* Begin *

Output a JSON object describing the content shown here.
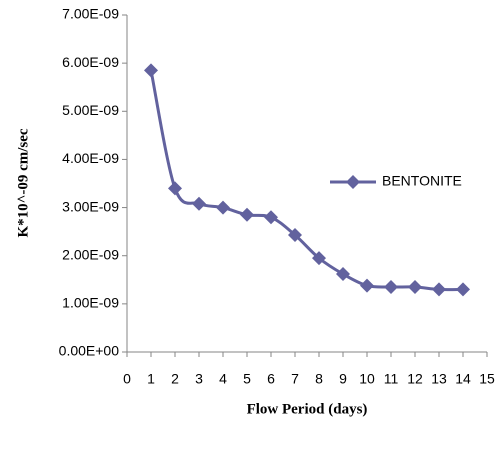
{
  "chart_data": {
    "type": "line",
    "x_label": "Flow Period (days)",
    "y_label": "K*10^-09 cm/sec",
    "x": [
      1,
      2,
      3,
      4,
      5,
      6,
      7,
      8,
      9,
      10,
      11,
      12,
      13,
      14
    ],
    "series": [
      {
        "name": "BENTONITE",
        "color": "#62629e",
        "values": [
          5.85e-09,
          3.4e-09,
          3.08e-09,
          3e-09,
          2.85e-09,
          2.8e-09,
          2.43e-09,
          1.95e-09,
          1.62e-09,
          1.38e-09,
          1.35e-09,
          1.35e-09,
          1.3e-09,
          1.3e-09
        ]
      }
    ],
    "xlim": [
      0,
      15
    ],
    "xticks": [
      0,
      1,
      2,
      3,
      4,
      5,
      6,
      7,
      8,
      9,
      10,
      11,
      12,
      13,
      14,
      15
    ],
    "ylim": [
      0,
      7e-09
    ],
    "yticks": [
      {
        "value": 0,
        "label": "0.00E+00"
      },
      {
        "value": 1e-09,
        "label": "1.00E-09"
      },
      {
        "value": 2e-09,
        "label": "2.00E-09"
      },
      {
        "value": 3e-09,
        "label": "3.00E-09"
      },
      {
        "value": 4e-09,
        "label": "4.00E-09"
      },
      {
        "value": 5e-09,
        "label": "5.00E-09"
      },
      {
        "value": 6e-09,
        "label": "6.00E-09"
      },
      {
        "value": 7e-09,
        "label": "7.00E-09"
      }
    ],
    "grid": false,
    "smooth": true,
    "legend": "right"
  }
}
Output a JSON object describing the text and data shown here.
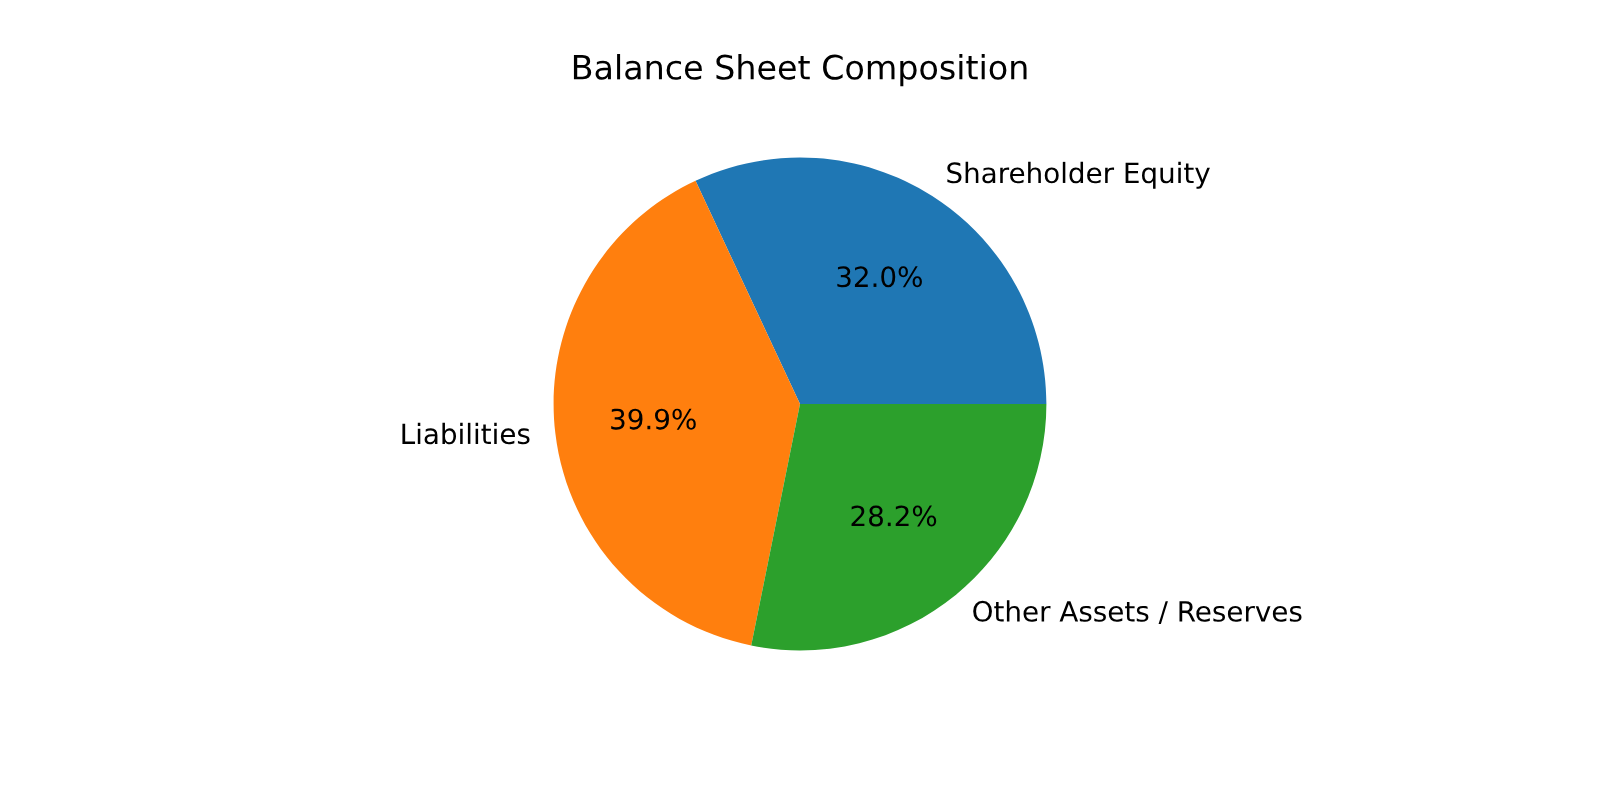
{
  "chart_data": {
    "type": "pie",
    "title": "Balance Sheet Composition",
    "categories": [
      "Shareholder Equity",
      "Liabilities",
      "Other Assets / Reserves"
    ],
    "values": [
      32.0,
      39.9,
      28.2
    ],
    "colors": [
      "#1f77b4",
      "#ff7f0e",
      "#2ca02c"
    ],
    "value_labels": [
      "32.0%",
      "39.9%",
      "28.2%"
    ]
  }
}
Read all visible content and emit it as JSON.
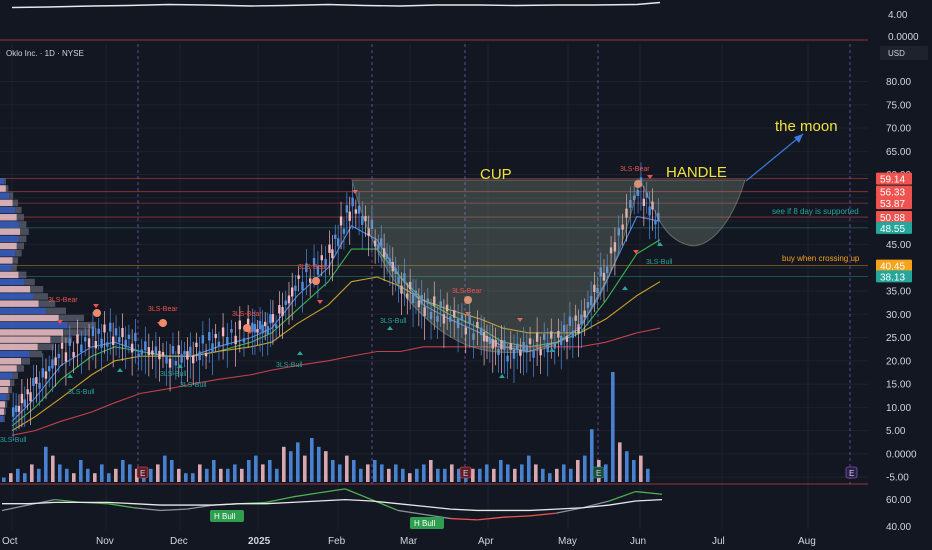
{
  "header": {
    "symbol_title": "Oklo Inc. · 1D · NYSE",
    "currency_label": "USD"
  },
  "colors": {
    "background": "#131722",
    "bull": "#26a69a",
    "bear": "#ef5350",
    "candle_up": "#4e8de2",
    "candle_down": "#f0b8c0",
    "ema8": "#4e8de2",
    "ema21": "#3fb24f",
    "sma50": "#c9a227",
    "sma200": "#c2414b",
    "annotation_yellow": "#f2e33a",
    "annotation_blue": "#3c7bdf"
  },
  "chart_data": [
    {
      "type": "line",
      "name": "top-oscillator",
      "yticks": [
        "4.00",
        "0.0000"
      ],
      "ylim": [
        -1,
        6
      ],
      "x": [
        "2024-10-01",
        "2024-10-15",
        "2024-11-01",
        "2024-11-15",
        "2024-12-01",
        "2024-12-15",
        "2025-01-02",
        "2025-01-15",
        "2025-02-01",
        "2025-02-15",
        "2025-03-01",
        "2025-03-15",
        "2025-04-01",
        "2025-04-15",
        "2025-05-01",
        "2025-05-15",
        "2025-06-01",
        "2025-06-10"
      ],
      "values": [
        4.3,
        4.4,
        4.6,
        4.7,
        4.9,
        4.8,
        4.6,
        4.7,
        4.9,
        4.7,
        4.6,
        4.8,
        4.8,
        4.7,
        4.8,
        4.8,
        4.9,
        5.3
      ]
    },
    {
      "type": "line",
      "name": "price",
      "title": "Oklo Inc. · 1D · NYSE",
      "ylabel": "USD",
      "scale": "linear",
      "ylim": [
        -5,
        85
      ],
      "x_ticks": [
        "Oct",
        "Nov",
        "Dec",
        "2025",
        "Feb",
        "Mar",
        "Apr",
        "May",
        "Jun",
        "Jul",
        "Aug"
      ],
      "y_ticks": [
        "80.00",
        "75.00",
        "70.00",
        "65.00",
        "60.00",
        "55.00",
        "50.00",
        "45.00",
        "40.00",
        "35.00",
        "30.00",
        "25.00",
        "20.00",
        "15.00",
        "10.00",
        "5.00",
        "0.0000",
        "-5.00"
      ],
      "price_labels": [
        {
          "value": 59.14,
          "text": "59.14",
          "color": "#ef5350"
        },
        {
          "value": 56.33,
          "text": "56.33",
          "color": "#ef5350"
        },
        {
          "value": 53.87,
          "text": "53.87",
          "color": "#ef5350"
        },
        {
          "value": 50.88,
          "text": "50.88",
          "color": "#ef5350"
        },
        {
          "value": 48.55,
          "text": "48.55",
          "color": "#26a69a"
        },
        {
          "value": 40.45,
          "text": "40.45",
          "color": "#f7a21b"
        },
        {
          "value": 38.13,
          "text": "38.13",
          "color": "#26a69a"
        }
      ],
      "horizontal_levels": [
        59.14,
        56.33,
        53.87,
        50.88,
        48.55,
        40.45,
        38.13
      ],
      "series": [
        {
          "name": "close",
          "x": [
            "2024-10-01",
            "2024-10-10",
            "2024-10-20",
            "2024-11-01",
            "2024-11-10",
            "2024-11-20",
            "2024-12-01",
            "2024-12-10",
            "2024-12-20",
            "2025-01-02",
            "2025-01-10",
            "2025-01-20",
            "2025-02-01",
            "2025-02-10",
            "2025-02-20",
            "2025-03-01",
            "2025-03-10",
            "2025-03-20",
            "2025-04-01",
            "2025-04-10",
            "2025-04-20",
            "2025-05-01",
            "2025-05-10",
            "2025-05-20",
            "2025-06-01",
            "2025-06-10"
          ],
          "values": [
            8,
            14,
            21,
            24,
            25,
            22,
            20,
            21,
            24,
            26,
            27,
            36,
            42,
            53,
            45,
            36,
            31,
            29,
            25,
            21,
            22,
            24,
            28,
            40,
            57,
            48
          ]
        },
        {
          "name": "ema8",
          "values": [
            7,
            12,
            19,
            23,
            24,
            22,
            21,
            21,
            23,
            25,
            27,
            34,
            40,
            49,
            46,
            38,
            32,
            29,
            26,
            23,
            22,
            24,
            27,
            37,
            51,
            50
          ]
        },
        {
          "name": "ema21",
          "values": [
            6,
            10,
            16,
            21,
            23,
            22,
            21,
            21,
            22,
            24,
            26,
            31,
            37,
            44,
            44,
            38,
            33,
            30,
            27,
            24,
            23,
            24,
            26,
            33,
            43,
            46
          ]
        },
        {
          "name": "sma50",
          "values": [
            5,
            8,
            12,
            17,
            20,
            21,
            21,
            21,
            22,
            23,
            24,
            28,
            32,
            37,
            38,
            36,
            33,
            31,
            29,
            27,
            26,
            26,
            26,
            29,
            34,
            37
          ]
        },
        {
          "name": "sma200",
          "values": [
            4,
            5,
            7,
            9,
            11,
            13,
            14,
            15,
            16,
            17,
            18,
            19,
            20,
            21,
            22,
            22,
            23,
            23,
            23,
            23,
            23,
            23,
            23,
            24,
            26,
            27
          ]
        }
      ]
    },
    {
      "type": "bar",
      "name": "volume",
      "values": [
        1,
        2,
        3,
        2,
        4,
        3,
        8,
        6,
        4,
        3,
        2,
        5,
        3,
        2,
        4,
        2,
        3,
        5,
        4,
        3,
        2,
        3,
        4,
        6,
        5,
        3,
        2,
        2,
        4,
        3,
        5,
        3,
        3,
        4,
        3,
        5,
        6,
        4,
        5,
        3,
        8,
        7,
        9,
        6,
        10,
        8,
        7,
        5,
        4,
        6,
        5,
        3,
        4,
        5,
        4,
        3,
        4,
        3,
        2,
        3,
        4,
        5,
        3,
        3,
        4,
        3,
        2,
        3,
        3,
        4,
        3,
        5,
        4,
        3,
        4,
        6,
        4,
        3,
        2,
        3,
        4,
        3,
        5,
        6,
        12,
        5,
        4,
        25,
        9,
        7,
        5,
        6,
        3
      ]
    },
    {
      "type": "line",
      "name": "bottom-oscillator",
      "yticks": [
        "60.00",
        "40.00"
      ],
      "ylim": [
        37,
        68
      ],
      "series": [
        {
          "name": "rsi",
          "values": [
            50,
            54,
            58,
            56,
            55,
            52,
            50,
            51,
            54,
            55,
            56,
            60,
            63,
            66,
            58,
            50,
            47,
            44,
            43,
            45,
            46,
            48,
            52,
            57,
            64,
            62
          ]
        },
        {
          "name": "signal",
          "values": [
            55,
            55,
            56,
            56,
            56,
            55,
            54,
            54,
            54,
            55,
            55,
            56,
            57,
            58,
            57,
            55,
            53,
            51,
            50,
            50,
            50,
            51,
            52,
            54,
            57,
            58
          ]
        }
      ]
    }
  ],
  "annotations": {
    "cup_label": "CUP",
    "handle_label": "HANDLE",
    "moon_label": "the moon",
    "support_note": "see if 8 day is supported",
    "buy_note": "buy when crossing up",
    "signals": [
      {
        "text": "3LS-Bear",
        "kind": "bear"
      },
      {
        "text": "3LS-Bear",
        "kind": "bear"
      },
      {
        "text": "3LS-Bear",
        "kind": "bear"
      },
      {
        "text": "3LS-Bear",
        "kind": "bear"
      },
      {
        "text": "3LS-Bear",
        "kind": "bear"
      },
      {
        "text": "3LS-Bear",
        "kind": "bear"
      },
      {
        "text": "3LS-Bull",
        "kind": "bull"
      },
      {
        "text": "3LS-Bull",
        "kind": "bull"
      },
      {
        "text": "3LS-Bull",
        "kind": "bull"
      },
      {
        "text": "3LS-Bull",
        "kind": "bull"
      },
      {
        "text": "3LS-Bull",
        "kind": "bull"
      },
      {
        "text": "3LS-Bull",
        "kind": "bull"
      },
      {
        "text": "3LS-Bull",
        "kind": "bull"
      }
    ],
    "earnings_marker": "E",
    "h_bull_labels": [
      "H Bull",
      "H Bull"
    ]
  }
}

* End *

• **SHORT EXERCISE**
Only the number is wanted: how many lines contain the string "oscillator"?

• **OUTPUT OF THE EXERCISE**
2